Exercise brief:
All lines below must be repeated exactly, with the pictures omitted.

Record list:
---+---

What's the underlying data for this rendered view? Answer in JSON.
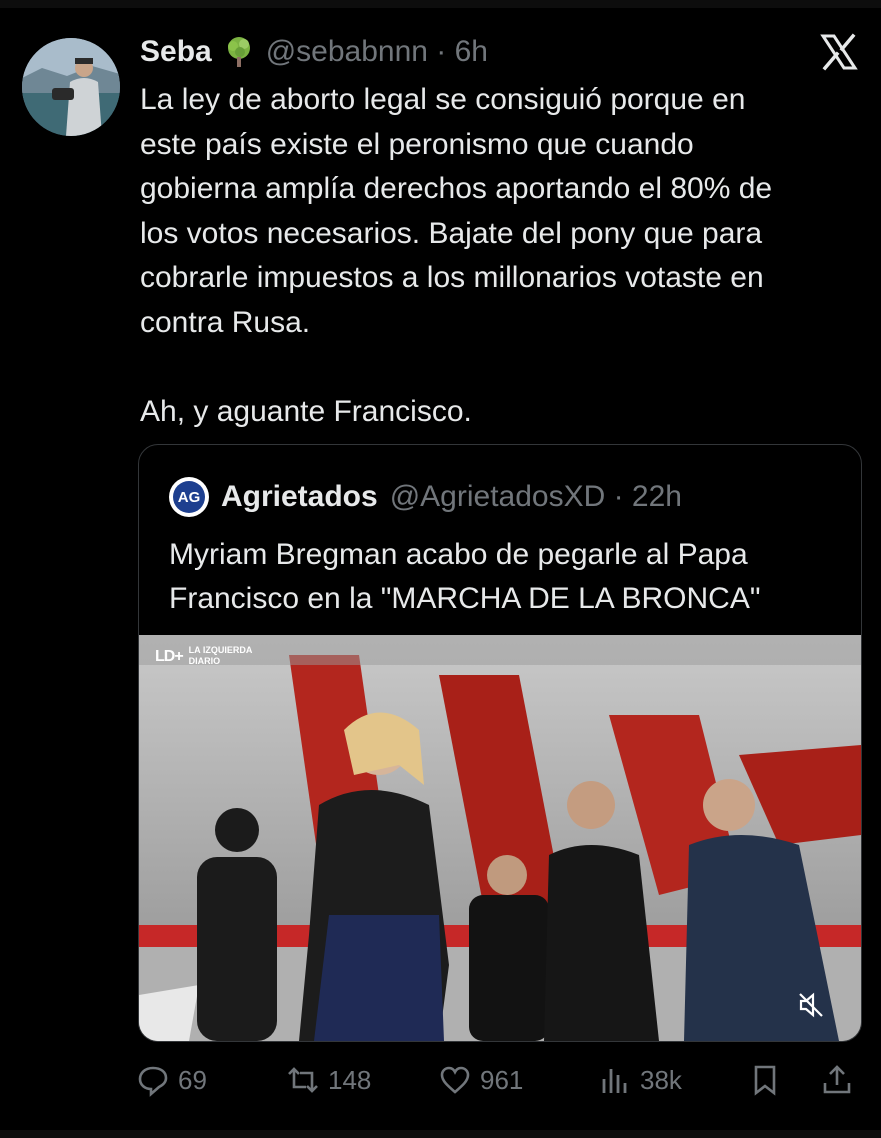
{
  "tweet": {
    "author_name": "Seba",
    "author_badge_icon": "tree-icon",
    "handle_time": "@sebabnnn · 6h",
    "text": "La ley de aborto legal se consiguió porque en\neste país existe el peronismo que cuando\ngobierna amplía derechos aportando el 80% de\nlos votos necesarios. Bajate del pony que para\ncobrarle impuestos a los millonarios votaste en\ncontra Rusa.\n\nAh, y aguante Francisco."
  },
  "quoted": {
    "logo_text": "AG",
    "author_name": "Agrietados",
    "handle_time": "@AgrietadosXD · 22h",
    "text": "Myriam Bregman acabo de pegarle al Papa\nFrancisco en la \"MARCHA DE LA BRONCA\"",
    "video": {
      "watermark_mark": "LD+",
      "watermark_line1": "LA IZQUIERDA",
      "watermark_line2": "DIARIO"
    }
  },
  "actions": {
    "replies": "69",
    "reposts": "148",
    "likes": "961",
    "views": "38k"
  },
  "colors": {
    "background": "#000000",
    "text": "#e7e9ea",
    "muted": "#71767b",
    "border": "#333639"
  }
}
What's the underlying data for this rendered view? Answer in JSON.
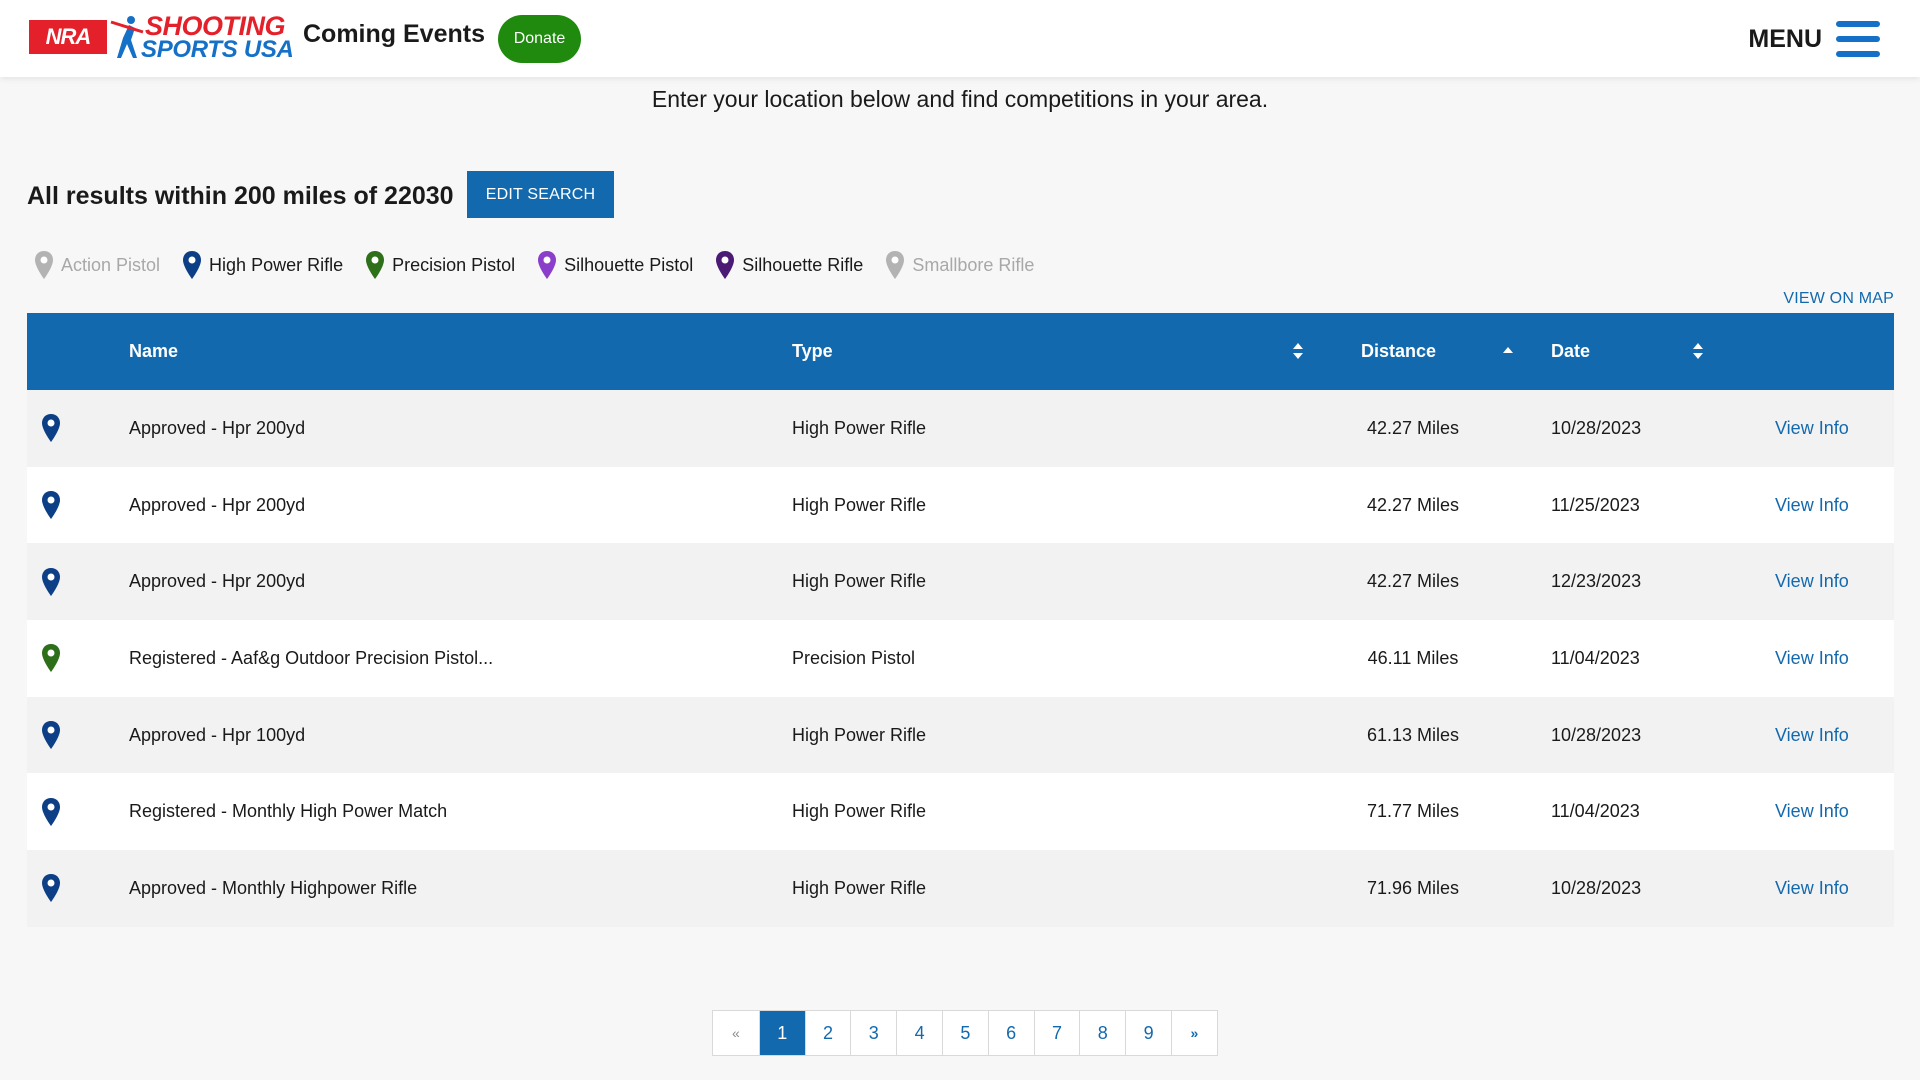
{
  "header": {
    "logo_nra": "NRA",
    "logo_top": "SHOOTING",
    "logo_bottom": "SPORTS USA",
    "title": "Coming Events",
    "donate_label": "Donate",
    "menu_label": "MENU"
  },
  "intro": "Enter your location below and find competitions in your area.",
  "results": {
    "heading": "All results within 200 miles of 22030",
    "edit_label": "EDIT SEARCH"
  },
  "legend": [
    {
      "label": "Action Pistol",
      "color": "#b3b3b3",
      "active": false
    },
    {
      "label": "High Power Rifle",
      "color": "#0d3f86",
      "active": true
    },
    {
      "label": "Precision Pistol",
      "color": "#2e6f1a",
      "active": true
    },
    {
      "label": "Silhouette Pistol",
      "color": "#8a3ec9",
      "active": true
    },
    {
      "label": "Silhouette Rifle",
      "color": "#4a1a74",
      "active": true
    },
    {
      "label": "Smallbore Rifle",
      "color": "#b3b3b3",
      "active": false
    }
  ],
  "view_map_label": "VIEW ON MAP",
  "table": {
    "columns": {
      "name": "Name",
      "type": "Type",
      "distance": "Distance",
      "date": "Date"
    },
    "rows": [
      {
        "pin_color": "#0d3f86",
        "name": "Approved - Hpr 200yd",
        "type": "High Power Rifle",
        "distance": "42.27 Miles",
        "date": "10/28/2023",
        "action": "View Info"
      },
      {
        "pin_color": "#0d3f86",
        "name": "Approved - Hpr 200yd",
        "type": "High Power Rifle",
        "distance": "42.27 Miles",
        "date": "11/25/2023",
        "action": "View Info"
      },
      {
        "pin_color": "#0d3f86",
        "name": "Approved - Hpr 200yd",
        "type": "High Power Rifle",
        "distance": "42.27 Miles",
        "date": "12/23/2023",
        "action": "View Info"
      },
      {
        "pin_color": "#2e6f1a",
        "name": "Registered - Aaf&g Outdoor Precision Pistol...",
        "type": "Precision Pistol",
        "distance": "46.11 Miles",
        "date": "11/04/2023",
        "action": "View Info"
      },
      {
        "pin_color": "#0d3f86",
        "name": "Approved - Hpr 100yd",
        "type": "High Power Rifle",
        "distance": "61.13 Miles",
        "date": "10/28/2023",
        "action": "View Info"
      },
      {
        "pin_color": "#0d3f86",
        "name": "Registered - Monthly High Power Match",
        "type": "High Power Rifle",
        "distance": "71.77 Miles",
        "date": "11/04/2023",
        "action": "View Info"
      },
      {
        "pin_color": "#0d3f86",
        "name": "Approved - Monthly Highpower Rifle",
        "type": "High Power Rifle",
        "distance": "71.96 Miles",
        "date": "10/28/2023",
        "action": "View Info"
      }
    ]
  },
  "pagination": {
    "prev": "«",
    "next": "»",
    "pages": [
      "1",
      "2",
      "3",
      "4",
      "5",
      "6",
      "7",
      "8",
      "9"
    ],
    "current": "1"
  },
  "colors": {
    "brand_blue": "#1369ae",
    "donate_green": "#1f8a0e",
    "nra_red": "#e4202a"
  }
}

---+---

Written solution:
What's the underlying data for this rendered view? Answer in JSON.
{
  "tweet": {
    "author_name": "Seba",
    "author_badge_icon": "tree-icon",
    "handle_time": "@sebabnnn · 6h",
    "text": "La ley de aborto legal se consiguió porque en\neste país existe el peronismo que cuando\ngobierna amplía derechos aportando el 80% de\nlos votos necesarios. Bajate del pony que para\ncobrarle impuestos a los millonarios votaste en\ncontra Rusa.\n\nAh, y aguante Francisco."
  },
  "quoted": {
    "logo_text": "AG",
    "author_name": "Agrietados",
    "handle_time": "@AgrietadosXD · 22h",
    "text": "Myriam Bregman acabo de pegarle al Papa\nFrancisco en la \"MARCHA DE LA BRONCA\"",
    "video": {
      "watermark_mark": "LD+",
      "watermark_line1": "LA IZQUIERDA",
      "watermark_line2": "DIARIO"
    }
  },
  "actions": {
    "replies": "69",
    "reposts": "148",
    "likes": "961",
    "views": "38k"
  },
  "colors": {
    "background": "#000000",
    "text": "#e7e9ea",
    "muted": "#71767b",
    "border": "#333639"
  }
}
What's the underlying data for this rendered view? Answer in JSON.
{
  "header": {
    "logo_nra": "NRA",
    "logo_top": "SHOOTING",
    "logo_bottom": "SPORTS USA",
    "title": "Coming Events",
    "donate_label": "Donate",
    "menu_label": "MENU"
  },
  "intro": "Enter your location below and find competitions in your area.",
  "results": {
    "heading": "All results within 200 miles of 22030",
    "edit_label": "EDIT SEARCH"
  },
  "legend": [
    {
      "label": "Action Pistol",
      "color": "#b3b3b3",
      "active": false
    },
    {
      "label": "High Power Rifle",
      "color": "#0d3f86",
      "active": true
    },
    {
      "label": "Precision Pistol",
      "color": "#2e6f1a",
      "active": true
    },
    {
      "label": "Silhouette Pistol",
      "color": "#8a3ec9",
      "active": true
    },
    {
      "label": "Silhouette Rifle",
      "color": "#4a1a74",
      "active": true
    },
    {
      "label": "Smallbore Rifle",
      "color": "#b3b3b3",
      "active": false
    }
  ],
  "view_map_label": "VIEW ON MAP",
  "table": {
    "columns": {
      "name": "Name",
      "type": "Type",
      "distance": "Distance",
      "date": "Date"
    },
    "rows": [
      {
        "pin_color": "#0d3f86",
        "name": "Approved - Hpr 200yd",
        "type": "High Power Rifle",
        "distance": "42.27 Miles",
        "date": "10/28/2023",
        "action": "View Info"
      },
      {
        "pin_color": "#0d3f86",
        "name": "Approved - Hpr 200yd",
        "type": "High Power Rifle",
        "distance": "42.27 Miles",
        "date": "11/25/2023",
        "action": "View Info"
      },
      {
        "pin_color": "#0d3f86",
        "name": "Approved - Hpr 200yd",
        "type": "High Power Rifle",
        "distance": "42.27 Miles",
        "date": "12/23/2023",
        "action": "View Info"
      },
      {
        "pin_color": "#2e6f1a",
        "name": "Registered - Aaf&g Outdoor Precision Pistol...",
        "type": "Precision Pistol",
        "distance": "46.11 Miles",
        "date": "11/04/2023",
        "action": "View Info"
      },
      {
        "pin_color": "#0d3f86",
        "name": "Approved - Hpr 100yd",
        "type": "High Power Rifle",
        "distance": "61.13 Miles",
        "date": "10/28/2023",
        "action": "View Info"
      },
      {
        "pin_color": "#0d3f86",
        "name": "Registered - Monthly High Power Match",
        "type": "High Power Rifle",
        "distance": "71.77 Miles",
        "date": "11/04/2023",
        "action": "View Info"
      },
      {
        "pin_color": "#0d3f86",
        "name": "Approved - Monthly Highpower Rifle",
        "type": "High Power Rifle",
        "distance": "71.96 Miles",
        "date": "10/28/2023",
        "action": "View Info"
      }
    ]
  },
  "pagination": {
    "prev": "«",
    "next": "»",
    "pages": [
      "1",
      "2",
      "3",
      "4",
      "5",
      "6",
      "7",
      "8",
      "9"
    ],
    "current": "1"
  },
  "colors": {
    "brand_blue": "#1369ae",
    "donate_green": "#1f8a0e",
    "nra_red": "#e4202a"
  }
}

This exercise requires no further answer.